- Aim of the task: Look below. Copy each line that has "para" in it.
▬▬▬▬▬▬
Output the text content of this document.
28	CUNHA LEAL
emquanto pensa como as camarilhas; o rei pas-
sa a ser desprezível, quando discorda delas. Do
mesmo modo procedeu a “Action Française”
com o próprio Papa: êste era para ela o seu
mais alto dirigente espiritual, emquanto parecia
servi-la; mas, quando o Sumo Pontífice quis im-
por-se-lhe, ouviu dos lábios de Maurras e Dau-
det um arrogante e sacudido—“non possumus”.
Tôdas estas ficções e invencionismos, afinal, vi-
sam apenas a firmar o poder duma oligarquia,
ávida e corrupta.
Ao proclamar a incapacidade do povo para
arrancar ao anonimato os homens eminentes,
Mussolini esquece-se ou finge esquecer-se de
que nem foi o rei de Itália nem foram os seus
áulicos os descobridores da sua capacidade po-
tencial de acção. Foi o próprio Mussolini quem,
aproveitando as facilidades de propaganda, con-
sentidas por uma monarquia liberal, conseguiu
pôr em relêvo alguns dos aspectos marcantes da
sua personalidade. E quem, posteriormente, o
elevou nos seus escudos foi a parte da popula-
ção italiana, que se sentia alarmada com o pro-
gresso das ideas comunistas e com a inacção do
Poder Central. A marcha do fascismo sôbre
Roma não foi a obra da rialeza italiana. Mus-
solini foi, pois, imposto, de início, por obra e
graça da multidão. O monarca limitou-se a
▬▬▬▬▬▬
- Solved exercise:
com o próprio Papa: êste era para ela o seu
Ao proclamar a incapacidade do povo para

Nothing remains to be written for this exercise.